Report every line from the material that contains the word "regionów".

• • • • • • •

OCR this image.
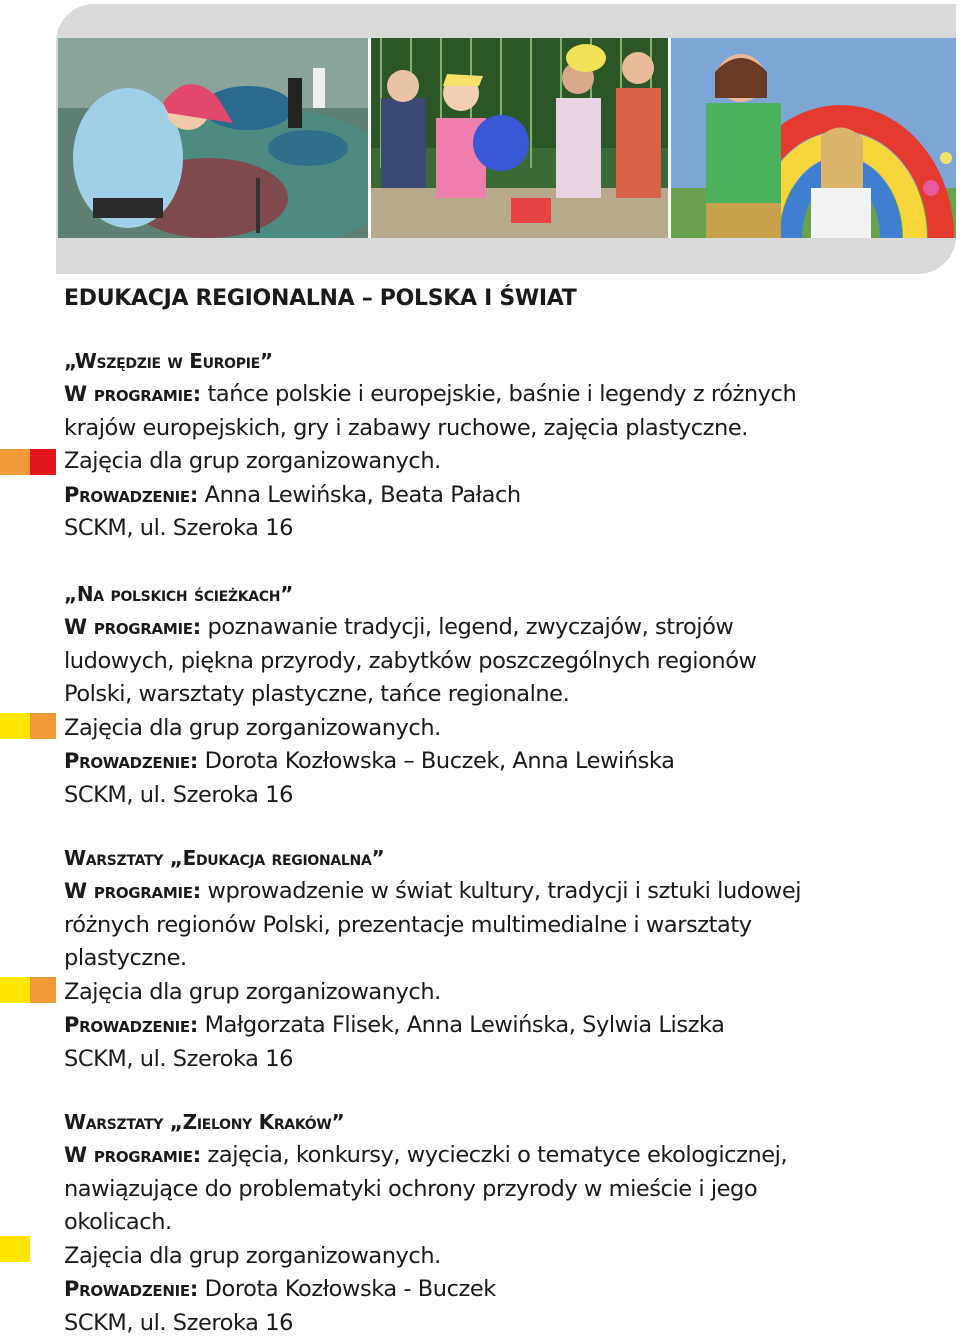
EDUKACJA REGIONALNA – POLSKA I ŚWIAT
„Wszędzie w Europie”
W programie: tańce polskie i europejskie, baśnie i legendy z różnych
krajów europejskich, gry i zabawy ruchowe, zajęcia plastyczne.
Zajęcia dla grup zorganizowanych.
Prowadzenie: Anna Lewińska, Beata Pałach
SCKM, ul. Szeroka 16
„Na polskich ścieżkach”
W programie: poznawanie tradycji, legend, zwyczajów, strojów
ludowych, piękna przyrody, zabytków poszczególnych regionów
Polski, warsztaty plastyczne, tańce regionalne.
Zajęcia dla grup zorganizowanych.
Prowadzenie: Dorota Kozłowska – Buczek, Anna Lewińska
SCKM, ul. Szeroka 16
Warsztaty „Edukacja regionalna”
W programie: wprowadzenie w świat kultury, tradycji i sztuki ludowej
różnych regionów Polski, prezentacje multimedialne i warsztaty
plastyczne.
Zajęcia dla grup zorganizowanych.
Prowadzenie: Małgorzata Flisek, Anna Lewińska, Sylwia Liszka
SCKM, ul. Szeroka 16
Warsztaty „Zielony Kraków”
W programie: zajęcia, konkursy, wycieczki o tematyce ekologicznej,
nawiązujące do problematyki ochrony przyrody w mieście i jego
okolicach.
Zajęcia dla grup zorganizowanych.
Prowadzenie: Dorota Kozłowska - Buczek
SCKM, ul. Szeroka 16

• • • • • • •

§ **Task output**
ludowych, piękna przyrody, zabytków poszczególnych regionów
różnych regionów Polski, prezentacje multimedialne i warsztaty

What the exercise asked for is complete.